Data listing:

**********

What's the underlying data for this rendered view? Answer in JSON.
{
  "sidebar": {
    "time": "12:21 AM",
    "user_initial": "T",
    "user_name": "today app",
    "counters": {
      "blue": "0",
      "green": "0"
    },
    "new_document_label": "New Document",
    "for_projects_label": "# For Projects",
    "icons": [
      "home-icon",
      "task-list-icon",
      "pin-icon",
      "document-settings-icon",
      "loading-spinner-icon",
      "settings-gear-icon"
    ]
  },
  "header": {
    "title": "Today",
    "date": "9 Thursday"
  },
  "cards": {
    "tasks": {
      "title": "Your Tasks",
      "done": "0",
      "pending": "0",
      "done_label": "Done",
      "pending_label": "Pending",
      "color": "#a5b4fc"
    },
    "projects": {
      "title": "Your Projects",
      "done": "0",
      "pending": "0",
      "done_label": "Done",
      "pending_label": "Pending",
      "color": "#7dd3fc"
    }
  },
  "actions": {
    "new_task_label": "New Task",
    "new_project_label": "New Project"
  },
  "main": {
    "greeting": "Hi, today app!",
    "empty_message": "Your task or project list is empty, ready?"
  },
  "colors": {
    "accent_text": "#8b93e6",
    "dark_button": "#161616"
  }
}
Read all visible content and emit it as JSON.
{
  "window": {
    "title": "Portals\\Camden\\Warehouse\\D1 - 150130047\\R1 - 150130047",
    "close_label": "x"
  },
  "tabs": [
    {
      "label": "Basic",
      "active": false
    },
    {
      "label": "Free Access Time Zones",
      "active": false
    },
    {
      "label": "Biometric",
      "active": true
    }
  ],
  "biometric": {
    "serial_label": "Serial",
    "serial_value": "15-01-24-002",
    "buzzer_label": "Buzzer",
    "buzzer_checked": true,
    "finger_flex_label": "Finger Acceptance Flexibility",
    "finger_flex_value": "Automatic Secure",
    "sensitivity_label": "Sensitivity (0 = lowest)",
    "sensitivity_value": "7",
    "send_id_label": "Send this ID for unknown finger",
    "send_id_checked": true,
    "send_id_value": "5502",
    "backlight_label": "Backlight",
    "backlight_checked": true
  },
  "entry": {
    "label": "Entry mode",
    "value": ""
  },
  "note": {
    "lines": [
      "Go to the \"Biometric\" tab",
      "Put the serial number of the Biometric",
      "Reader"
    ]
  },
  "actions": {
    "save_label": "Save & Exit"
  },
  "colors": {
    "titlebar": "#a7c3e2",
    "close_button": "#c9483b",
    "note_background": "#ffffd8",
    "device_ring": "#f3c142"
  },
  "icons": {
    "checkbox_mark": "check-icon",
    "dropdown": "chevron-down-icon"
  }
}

**********

WHAT TO PRODUCE: Extract each line from the listing above, please, and repeat it exactly.

FINAL RESULT:
What's the underlying data for this rendered view? Answer in JSON.
{
  "sidebar": {
    "time": "12:21 AM",
    "user_initial": "T",
    "user_name": "today app",
    "counters": {
      "blue": "0",
      "green": "0"
    },
    "new_document_label": "New Document",
    "for_projects_label": "# For Projects",
    "icons": [
      "home-icon",
      "task-list-icon",
      "pin-icon",
      "document-settings-icon",
      "loading-spinner-icon",
      "settings-gear-icon"
    ]
  },
  "header": {
    "title": "Today",
    "date": "9 Thursday"
  },
  "cards": {
    "tasks": {
      "title": "Your Tasks",
      "done": "0",
      "pending": "0",
      "done_label": "Done",
      "pending_label": "Pending",
      "color": "#a5b4fc"
    },
    "projects": {
      "title": "Your Projects",
      "done": "0",
      "pending": "0",
      "done_label": "Done",
      "pending_label": "Pending",
      "color": "#7dd3fc"
    }
  },
  "actions": {
    "new_task_label": "New Task",
    "new_project_label": "New Project"
  },
  "main": {
    "greeting": "Hi, today app!",
    "empty_message": "Your task or project list is empty, ready?"
  },
  "colors": {
    "accent_text": "#8b93e6",
    "dark_button": "#161616"
  }
}
Read all visible content and emit it as JSON.
{
  "window": {
    "title": "Portals\\Camden\\Warehouse\\D1 - 150130047\\R1 - 150130047",
    "close_label": "x"
  },
  "tabs": [
    {
      "label": "Basic",
      "active": false
    },
    {
      "label": "Free Access Time Zones",
      "active": false
    },
    {
      "label": "Biometric",
      "active": true
    }
  ],
  "biometric": {
    "serial_label": "Serial",
    "serial_value": "15-01-24-002",
    "buzzer_label": "Buzzer",
    "buzzer_checked": true,
    "finger_flex_label": "Finger Acceptance Flexibility",
    "finger_flex_value": "Automatic Secure",
    "sensitivity_label": "Sensitivity (0 = lowest)",
    "sensitivity_value": "7",
    "send_id_label": "Send this ID for unknown finger",
    "send_id_checked": true,
    "send_id_value": "5502",
    "backlight_label": "Backlight",
    "backlight_checked": true
  },
  "entry": {
    "label": "Entry mode",
    "value": ""
  },
  "note": {
    "lines": [
      "Go to the \"Biometric\" tab",
      "Put the serial number of the Biometric",
      "Reader"
    ]
  },
  "actions": {
    "save_label": "Save & Exit"
  },
  "colors": {
    "titlebar": "#a7c3e2",
    "close_button": "#c9483b",
    "note_background": "#ffffd8",
    "device_ring": "#f3c142"
  },
  "icons": {
    "checkbox_mark": "check-icon",
    "dropdown": "chevron-down-icon"
  }
}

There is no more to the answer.